-- begin DATA LINES --

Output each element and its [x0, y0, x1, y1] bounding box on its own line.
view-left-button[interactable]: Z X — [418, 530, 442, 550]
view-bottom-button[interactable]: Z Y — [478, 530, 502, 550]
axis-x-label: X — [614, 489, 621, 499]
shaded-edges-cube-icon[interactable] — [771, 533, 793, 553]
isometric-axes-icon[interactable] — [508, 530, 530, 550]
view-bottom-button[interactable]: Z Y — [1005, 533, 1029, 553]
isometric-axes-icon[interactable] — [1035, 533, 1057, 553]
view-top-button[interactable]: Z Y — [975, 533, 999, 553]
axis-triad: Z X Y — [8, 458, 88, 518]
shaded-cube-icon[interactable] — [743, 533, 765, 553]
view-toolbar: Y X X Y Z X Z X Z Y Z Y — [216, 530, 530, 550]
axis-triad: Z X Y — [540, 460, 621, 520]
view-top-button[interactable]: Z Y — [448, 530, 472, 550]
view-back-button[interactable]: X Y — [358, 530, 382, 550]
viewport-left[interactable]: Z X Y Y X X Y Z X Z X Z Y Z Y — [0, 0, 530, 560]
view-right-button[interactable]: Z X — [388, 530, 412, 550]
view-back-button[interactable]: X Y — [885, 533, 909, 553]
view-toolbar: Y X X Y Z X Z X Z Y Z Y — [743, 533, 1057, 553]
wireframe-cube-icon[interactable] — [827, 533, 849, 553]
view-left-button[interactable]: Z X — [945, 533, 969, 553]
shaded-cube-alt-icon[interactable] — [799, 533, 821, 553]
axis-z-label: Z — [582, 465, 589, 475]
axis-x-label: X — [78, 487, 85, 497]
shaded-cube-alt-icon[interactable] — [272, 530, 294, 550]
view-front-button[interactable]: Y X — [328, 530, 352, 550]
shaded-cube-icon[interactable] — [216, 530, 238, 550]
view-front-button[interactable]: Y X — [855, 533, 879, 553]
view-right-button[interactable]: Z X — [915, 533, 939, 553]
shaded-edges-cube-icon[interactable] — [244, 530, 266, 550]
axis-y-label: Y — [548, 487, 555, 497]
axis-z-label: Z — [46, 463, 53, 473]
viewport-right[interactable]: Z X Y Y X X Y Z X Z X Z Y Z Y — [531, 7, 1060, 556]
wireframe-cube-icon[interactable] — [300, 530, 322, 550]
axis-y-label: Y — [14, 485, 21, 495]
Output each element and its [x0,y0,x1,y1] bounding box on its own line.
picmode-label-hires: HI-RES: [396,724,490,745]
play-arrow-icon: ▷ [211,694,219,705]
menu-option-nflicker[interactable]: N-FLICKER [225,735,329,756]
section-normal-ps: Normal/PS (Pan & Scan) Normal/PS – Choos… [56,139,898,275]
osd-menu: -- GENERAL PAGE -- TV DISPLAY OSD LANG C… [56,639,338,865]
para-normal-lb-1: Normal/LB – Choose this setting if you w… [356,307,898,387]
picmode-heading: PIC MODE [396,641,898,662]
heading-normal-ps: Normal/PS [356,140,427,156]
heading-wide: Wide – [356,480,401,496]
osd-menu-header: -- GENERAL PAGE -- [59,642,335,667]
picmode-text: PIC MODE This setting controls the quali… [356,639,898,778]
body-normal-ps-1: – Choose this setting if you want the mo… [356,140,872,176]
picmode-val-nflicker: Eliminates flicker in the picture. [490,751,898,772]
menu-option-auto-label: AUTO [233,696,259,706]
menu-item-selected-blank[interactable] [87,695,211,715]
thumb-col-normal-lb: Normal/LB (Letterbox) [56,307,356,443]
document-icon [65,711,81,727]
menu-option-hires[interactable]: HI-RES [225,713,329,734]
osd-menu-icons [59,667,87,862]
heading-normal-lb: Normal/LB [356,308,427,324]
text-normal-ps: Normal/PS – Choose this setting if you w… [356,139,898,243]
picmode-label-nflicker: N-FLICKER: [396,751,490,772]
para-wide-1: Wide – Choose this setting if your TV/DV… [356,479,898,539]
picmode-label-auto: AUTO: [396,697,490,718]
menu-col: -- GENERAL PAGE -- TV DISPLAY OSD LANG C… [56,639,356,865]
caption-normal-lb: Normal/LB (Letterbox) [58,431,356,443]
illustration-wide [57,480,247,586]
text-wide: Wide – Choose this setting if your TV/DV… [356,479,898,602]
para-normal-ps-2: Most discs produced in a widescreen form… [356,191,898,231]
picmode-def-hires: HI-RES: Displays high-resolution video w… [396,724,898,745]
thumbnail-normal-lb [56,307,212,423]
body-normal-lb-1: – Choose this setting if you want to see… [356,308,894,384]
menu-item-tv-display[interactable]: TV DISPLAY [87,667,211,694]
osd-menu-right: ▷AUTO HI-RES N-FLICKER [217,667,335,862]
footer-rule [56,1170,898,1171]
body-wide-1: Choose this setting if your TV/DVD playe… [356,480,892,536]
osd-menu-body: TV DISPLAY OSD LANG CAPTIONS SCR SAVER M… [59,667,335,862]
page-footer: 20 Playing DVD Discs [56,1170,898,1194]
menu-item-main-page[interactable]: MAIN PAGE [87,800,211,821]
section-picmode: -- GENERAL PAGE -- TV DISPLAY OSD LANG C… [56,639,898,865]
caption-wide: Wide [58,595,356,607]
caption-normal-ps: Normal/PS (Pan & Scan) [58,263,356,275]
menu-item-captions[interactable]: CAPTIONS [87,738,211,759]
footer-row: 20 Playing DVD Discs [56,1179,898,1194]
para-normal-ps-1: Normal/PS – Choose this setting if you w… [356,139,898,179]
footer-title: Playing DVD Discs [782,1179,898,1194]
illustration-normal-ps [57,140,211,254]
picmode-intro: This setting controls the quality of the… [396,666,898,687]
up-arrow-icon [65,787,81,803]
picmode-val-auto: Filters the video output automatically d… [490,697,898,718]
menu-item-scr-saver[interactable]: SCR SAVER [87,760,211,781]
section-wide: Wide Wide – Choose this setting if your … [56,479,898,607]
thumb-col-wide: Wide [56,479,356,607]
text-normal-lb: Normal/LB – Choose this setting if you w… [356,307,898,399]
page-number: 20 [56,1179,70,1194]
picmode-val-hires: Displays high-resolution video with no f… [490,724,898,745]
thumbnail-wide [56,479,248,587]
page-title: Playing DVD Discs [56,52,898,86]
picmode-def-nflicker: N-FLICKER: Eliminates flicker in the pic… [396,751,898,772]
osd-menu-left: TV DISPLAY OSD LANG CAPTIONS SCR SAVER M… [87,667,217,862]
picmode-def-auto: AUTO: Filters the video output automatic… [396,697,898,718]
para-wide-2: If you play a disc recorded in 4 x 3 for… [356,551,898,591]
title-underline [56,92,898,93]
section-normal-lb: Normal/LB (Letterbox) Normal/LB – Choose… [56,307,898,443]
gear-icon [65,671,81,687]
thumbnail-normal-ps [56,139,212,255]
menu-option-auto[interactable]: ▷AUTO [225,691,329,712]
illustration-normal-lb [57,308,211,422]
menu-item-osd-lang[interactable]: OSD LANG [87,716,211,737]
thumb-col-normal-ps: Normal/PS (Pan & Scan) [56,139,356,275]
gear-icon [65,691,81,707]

-- end DATA LINES --

- TASK DETAILS:
Put every line of the items above into a JSON list of strings, one string per line, leaving out blank lines.

- OUTPUT FOR THIS TASK:
[
  "Output each element and its [x0, y0, x1, y1] bounding box on its own line.",
  "view-left-button[interactable]: Z X — [418, 530, 442, 550]",
  "view-bottom-button[interactable]: Z Y — [478, 530, 502, 550]",
  "axis-x-label: X — [614, 489, 621, 499]",
  "shaded-edges-cube-icon[interactable] — [771, 533, 793, 553]",
  "isometric-axes-icon[interactable] — [508, 530, 530, 550]",
  "view-bottom-button[interactable]: Z Y — [1005, 533, 1029, 553]",
  "isometric-axes-icon[interactable] — [1035, 533, 1057, 553]",
  "view-top-button[interactable]: Z Y — [975, 533, 999, 553]",
  "axis-triad: Z X Y — [8, 458, 88, 518]",
  "shaded-cube-icon[interactable] — [743, 533, 765, 553]",
  "view-toolbar: Y X X Y Z X Z X Z Y Z Y — [216, 530, 530, 550]",
  "axis-triad: Z X Y — [540, 460, 621, 520]",
  "view-top-button[interactable]: Z Y — [448, 530, 472, 550]",
  "view-back-button[interactable]: X Y — [358, 530, 382, 550]",
  "viewport-left[interactable]: Z X Y Y X X Y Z X Z X Z Y Z Y — [0, 0, 530, 560]",
  "view-right-button[interactable]: Z X — [388, 530, 412, 550]",
  "view-back-button[interactable]: X Y — [885, 533, 909, 553]",
  "view-toolbar: Y X X Y Z X Z X Z Y Z Y — [743, 533, 1057, 553]",
  "wireframe-cube-icon[interactable] — [827, 533, 849, 553]",
  "view-left-button[interactable]: Z X — [945, 533, 969, 553]",
  "shaded-cube-alt-icon[interactable] — [799, 533, 821, 553]",
  "axis-z-label: Z — [582, 465, 589, 475]",
  "axis-x-label: X — [78, 487, 85, 497]",
  "shaded-cube-alt-icon[interactable] — [272, 530, 294, 550]",
  "view-front-button[interactable]: Y X — [328, 530, 352, 550]",
  "shaded-cube-icon[interactable] — [216, 530, 238, 550]",
  "view-front-button[interactable]: Y X — [855, 533, 879, 553]",
  "view-right-button[interactable]: Z X — [915, 533, 939, 553]",
  "shaded-edges-cube-icon[interactable] — [244, 530, 266, 550]",
  "axis-y-label: Y — [548, 487, 555, 497]",
  "axis-z-label: Z — [46, 463, 53, 473]",
  "viewport-right[interactable]: Z X Y Y X X Y Z X Z X Z Y Z Y — [531, 7, 1060, 556]",
  "wireframe-cube-icon[interactable] — [300, 530, 322, 550]",
  "axis-y-label: Y — [14, 485, 21, 495]",
  "Output each element and its [x0,y0,x1,y1] bounding box on its own line.",
  "picmode-label-hires: HI-RES: [396,724,490,745]",
  "play-arrow-icon: ▷ [211,694,219,705]",
  "menu-option-nflicker[interactable]: N-FLICKER [225,735,329,756]",
  "section-normal-ps: Normal/PS (Pan & Scan) Normal/PS – Choos… [56,139,898,275]",
  "osd-menu: -- GENERAL PAGE -- TV DISPLAY OSD LANG C… [56,639,338,865]",
  "para-normal-lb-1: Normal/LB – Choose this setting if you w… [356,307,898,387]",
  "picmode-heading: PIC MODE [396,641,898,662]",
  "heading-normal-ps: Normal/PS [356,140,427,156]",
  "heading-wide: Wide – [356,480,401,496]",
  "osd-menu-header: -- GENERAL PAGE -- [59,642,335,667]",
  "picmode-text: PIC MODE This setting controls the quali… [356,639,898,778]",
  "body-normal-ps-1: – Choose this setting if you want the mo… [356,140,872,176]",
  "picmode-val-nflicker: Eliminates flicker in the picture. [490,751,898,772]",
  "menu-option-auto-label: AUTO [233,696,259,706]",
  "menu-item-selected-blank[interactable] [87,695,211,715]",
  "thumb-col-normal-lb: Normal/LB (Letterbox) [56,307,356,443]",
  "document-icon [65,711,81,727]",
  "menu-option-hires[interactable]: HI-RES [225,713,329,734]",
  "osd-menu-icons [59,667,87,862]",
  "heading-normal-lb: Normal/LB [356,308,427,324]",
  "text-normal-ps: Normal/PS – Choose this setting if you w… [356,139,898,243]",
  "picmode-label-nflicker: N-FLICKER: [396,751,490,772]",
  "para-wide-1: Wide – Choose this setting if your TV/DV… [356,479,898,539]",
  "picmode-label-auto: AUTO: [396,697,490,718]",
  "menu-col: -- GENERAL PAGE -- TV DISPLAY OSD LANG C… [56,639,356,865]",
  "caption-normal-lb: Normal/LB (Letterbox) [58,431,356,443]",
  "illustration-wide [57,480,247,586]",
  "text-wide: Wide – Choose this setting if your TV/DV… [356,479,898,602]",
  "para-normal-ps-2: Most discs produced in a widescreen form… [356,191,898,231]",
  "picmode-def-hires: HI-RES: Displays high-resolution video w… [396,724,898,745]",
  "thumbnail-normal-lb [56,307,212,423]",
  "body-normal-lb-1: – Choose this setting if you want to see… [356,308,894,384]",
  "menu-item-tv-display[interactable]: TV DISPLAY [87,667,211,694]",
  "osd-menu-right: ▷AUTO HI-RES N-FLICKER [217,667,335,862]",
  "footer-rule [56,1170,898,1171]",
  "body-wide-1: Choose this setting if your TV/DVD playe… [356,480,892,536]",
  "osd-menu-body: TV DISPLAY OSD LANG CAPTIONS SCR SAVER M… [59,667,335,862]",
  "page-footer: 20 Playing DVD Discs [56,1170,898,1194]",
  "menu-item-main-page[interactable]: MAIN PAGE [87,800,211,821]",
  "section-picmode: -- GENERAL PAGE -- TV DISPLAY OSD LANG C… [56,639,898,865]",
  "caption-wide: Wide [58,595,356,607]",
  "caption-normal-ps: Normal/PS (Pan & Scan) [58,263,356,275]",
  "menu-item-captions[interactable]: CAPTIONS [87,738,211,759]",
  "footer-row: 20 Playing DVD Discs [56,1179,898,1194]",
  "para-normal-ps-1: Normal/PS – Choose this setting if you w… [356,139,898,179]",
  "footer-title: Playing DVD Discs [782,1179,898,1194]",
  "illustration-normal-ps [57,140,211,254]",
  "picmode-intro: This setting controls the quality of the… [396,666,898,687]",
  "up-arrow-icon [65,787,81,803]",
  "picmode-val-auto: Filters the video output automatically d… [490,697,898,718]",
  "menu-item-scr-saver[interactable]: SCR SAVER [87,760,211,781]",
  "section-wide: Wide Wide – Choose this setting if your … [56,479,898,607]",
  "thumb-col-wide: Wide [56,479,356,607]",
  "text-normal-lb: Normal/LB – Choose this setting if you w… [356,307,898,399]",
  "page-number: 20 [56,1179,70,1194]",
  "picmode-val-hires: Displays high-resolution video with no f… [490,724,898,745]",
  "thumbnail-wide [56,479,248,587]",
  "page-title: Playing DVD Discs [56,52,898,86]",
  "picmode-def-nflicker: N-FLICKER: Eliminates flicker in the pic… [396,751,898,772]",
  "osd-menu-left: TV DISPLAY OSD LANG CAPTIONS SCR SAVER M… [87,667,217,862]",
  "picmode-def-auto: AUTO: Filters the video output automatic… [396,697,898,718]",
  "para-wide-2: If you play a disc recorded in 4 x 3 for… [356,551,898,591]",
  "title-underline [56,92,898,93]",
  "section-normal-lb: Normal/LB (Letterbox) Normal/LB – Choose… [56,307,898,443]",
  "gear-icon [65,671,81,687]",
  "thumbnail-normal-ps [56,139,212,255]",
  "menu-option-auto[interactable]: ▷AUTO [225,691,329,712]",
  "illustration-normal-lb [57,308,211,422]",
  "menu-item-osd-lang[interactable]: OSD LANG [87,716,211,737]",
  "thumb-col-normal-ps: Normal/PS (Pan & Scan) [56,139,356,275]",
  "gear-icon [65,691,81,707]"
]